[Data entries for graphics]
* Start *

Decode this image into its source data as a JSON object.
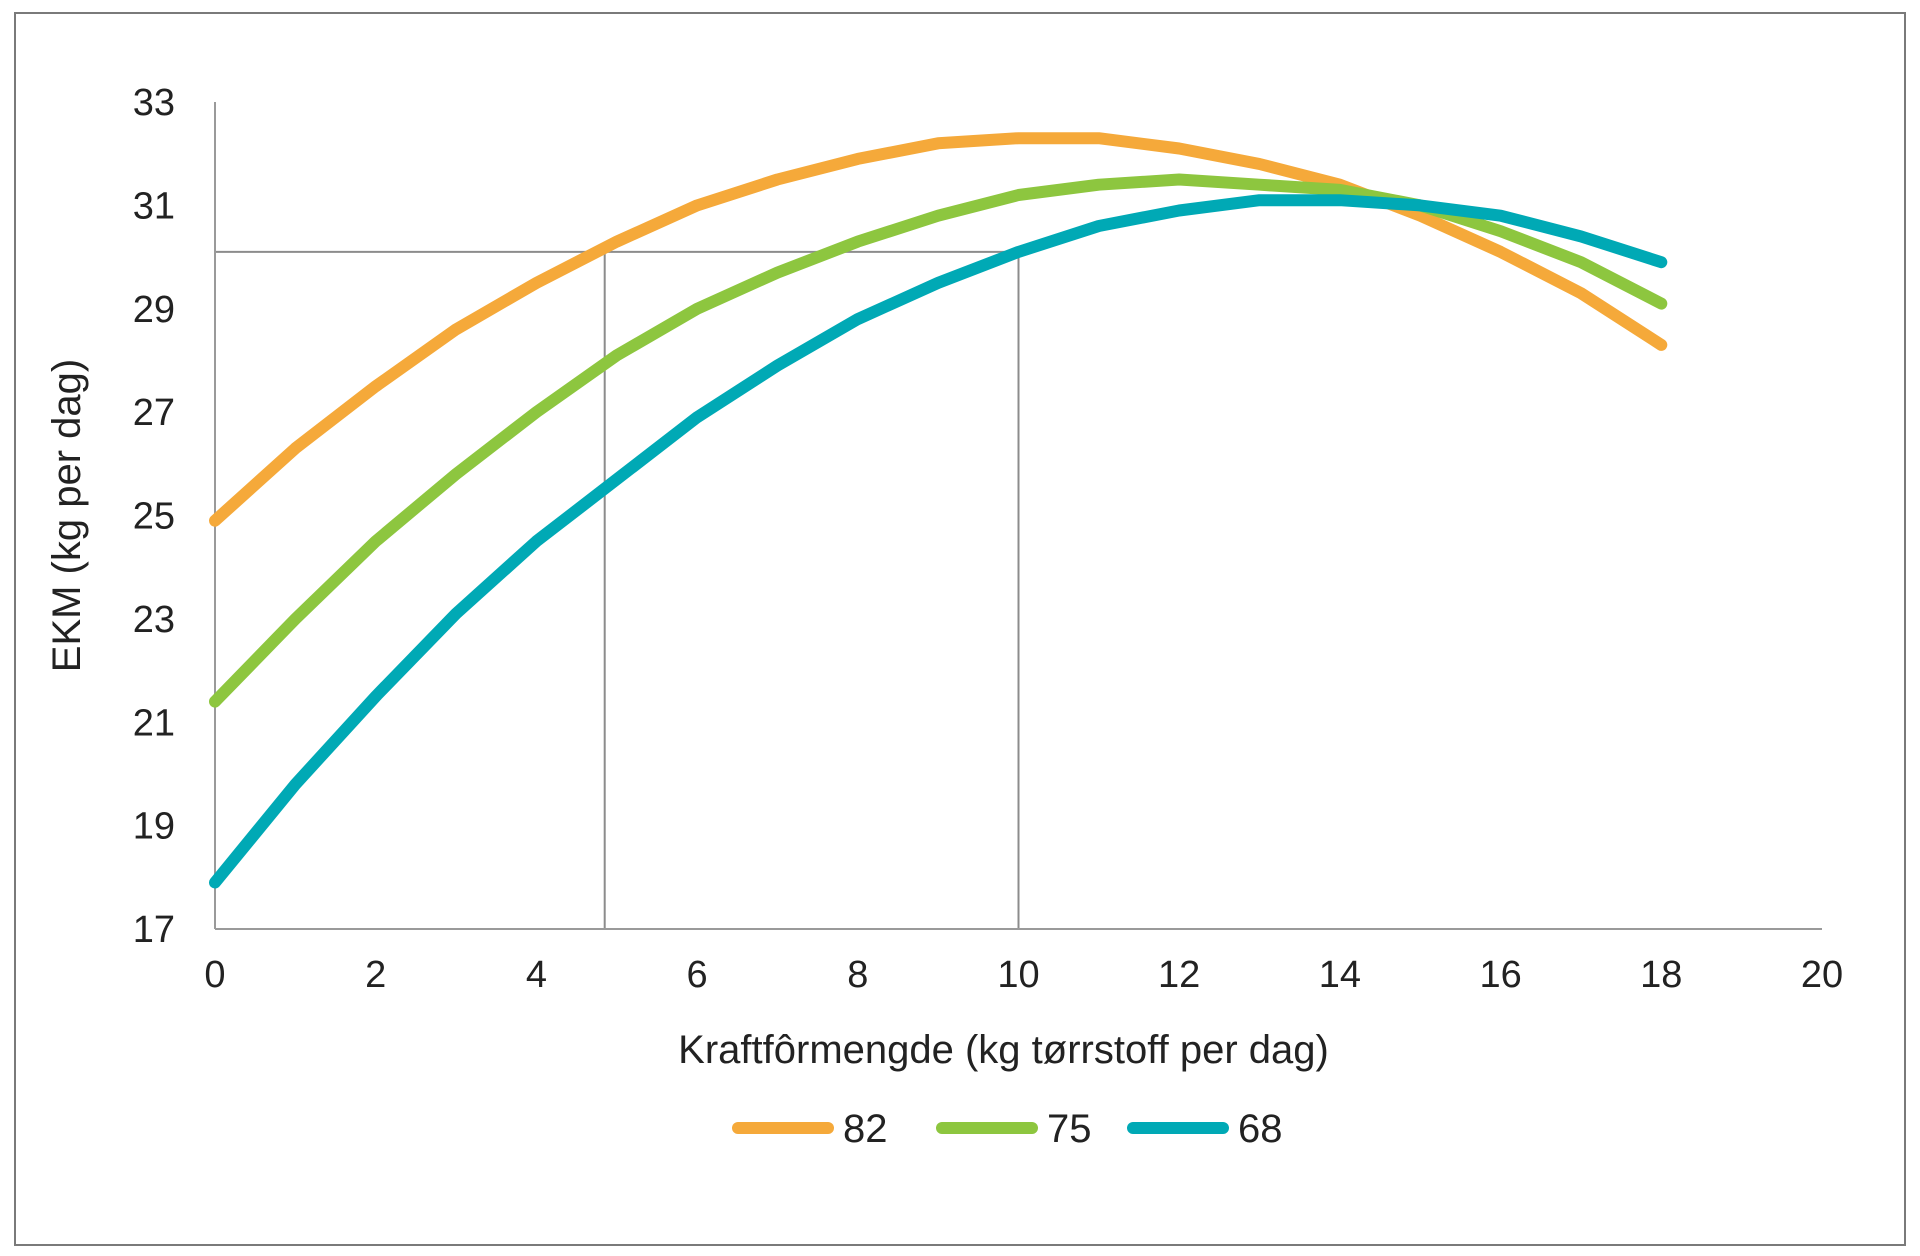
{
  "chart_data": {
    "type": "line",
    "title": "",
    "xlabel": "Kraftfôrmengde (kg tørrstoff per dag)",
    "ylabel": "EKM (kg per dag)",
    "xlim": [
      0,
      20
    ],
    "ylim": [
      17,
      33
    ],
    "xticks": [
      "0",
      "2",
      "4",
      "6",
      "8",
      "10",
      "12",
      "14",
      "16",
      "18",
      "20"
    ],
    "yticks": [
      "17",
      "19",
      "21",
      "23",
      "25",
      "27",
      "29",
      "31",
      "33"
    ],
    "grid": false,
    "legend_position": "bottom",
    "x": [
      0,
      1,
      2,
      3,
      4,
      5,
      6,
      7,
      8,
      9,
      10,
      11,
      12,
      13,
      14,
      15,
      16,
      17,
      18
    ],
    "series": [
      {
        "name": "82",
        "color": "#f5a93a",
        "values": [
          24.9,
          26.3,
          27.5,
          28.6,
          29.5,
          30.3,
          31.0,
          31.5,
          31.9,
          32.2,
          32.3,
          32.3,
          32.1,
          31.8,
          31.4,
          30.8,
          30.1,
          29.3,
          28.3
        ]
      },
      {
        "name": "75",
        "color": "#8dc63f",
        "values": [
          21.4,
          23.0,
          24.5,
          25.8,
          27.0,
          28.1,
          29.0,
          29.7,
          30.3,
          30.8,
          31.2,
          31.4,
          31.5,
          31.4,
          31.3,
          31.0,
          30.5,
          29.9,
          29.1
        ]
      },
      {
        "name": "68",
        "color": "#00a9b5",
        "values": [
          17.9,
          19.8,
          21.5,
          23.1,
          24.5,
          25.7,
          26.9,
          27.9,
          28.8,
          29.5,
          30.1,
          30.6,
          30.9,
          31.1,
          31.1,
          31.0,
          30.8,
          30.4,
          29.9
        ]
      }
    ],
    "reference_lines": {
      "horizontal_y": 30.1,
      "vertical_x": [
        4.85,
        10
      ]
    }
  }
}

* End *

Aim of the task: All entries are to be retyped exactly. Omit any embedded images.

Answer to the problem:
Decode this image into its source data as a JSON object.
{
  "chart_data": {
    "type": "line",
    "title": "",
    "xlabel": "Kraftfôrmengde (kg tørrstoff per dag)",
    "ylabel": "EKM (kg per dag)",
    "xlim": [
      0,
      20
    ],
    "ylim": [
      17,
      33
    ],
    "xticks": [
      "0",
      "2",
      "4",
      "6",
      "8",
      "10",
      "12",
      "14",
      "16",
      "18",
      "20"
    ],
    "yticks": [
      "17",
      "19",
      "21",
      "23",
      "25",
      "27",
      "29",
      "31",
      "33"
    ],
    "grid": false,
    "legend_position": "bottom",
    "x": [
      0,
      1,
      2,
      3,
      4,
      5,
      6,
      7,
      8,
      9,
      10,
      11,
      12,
      13,
      14,
      15,
      16,
      17,
      18
    ],
    "series": [
      {
        "name": "82",
        "color": "#f5a93a",
        "values": [
          24.9,
          26.3,
          27.5,
          28.6,
          29.5,
          30.3,
          31.0,
          31.5,
          31.9,
          32.2,
          32.3,
          32.3,
          32.1,
          31.8,
          31.4,
          30.8,
          30.1,
          29.3,
          28.3
        ]
      },
      {
        "name": "75",
        "color": "#8dc63f",
        "values": [
          21.4,
          23.0,
          24.5,
          25.8,
          27.0,
          28.1,
          29.0,
          29.7,
          30.3,
          30.8,
          31.2,
          31.4,
          31.5,
          31.4,
          31.3,
          31.0,
          30.5,
          29.9,
          29.1
        ]
      },
      {
        "name": "68",
        "color": "#00a9b5",
        "values": [
          17.9,
          19.8,
          21.5,
          23.1,
          24.5,
          25.7,
          26.9,
          27.9,
          28.8,
          29.5,
          30.1,
          30.6,
          30.9,
          31.1,
          31.1,
          31.0,
          30.8,
          30.4,
          29.9
        ]
      }
    ],
    "reference_lines": {
      "horizontal_y": 30.1,
      "vertical_x": [
        4.85,
        10
      ]
    }
  }
}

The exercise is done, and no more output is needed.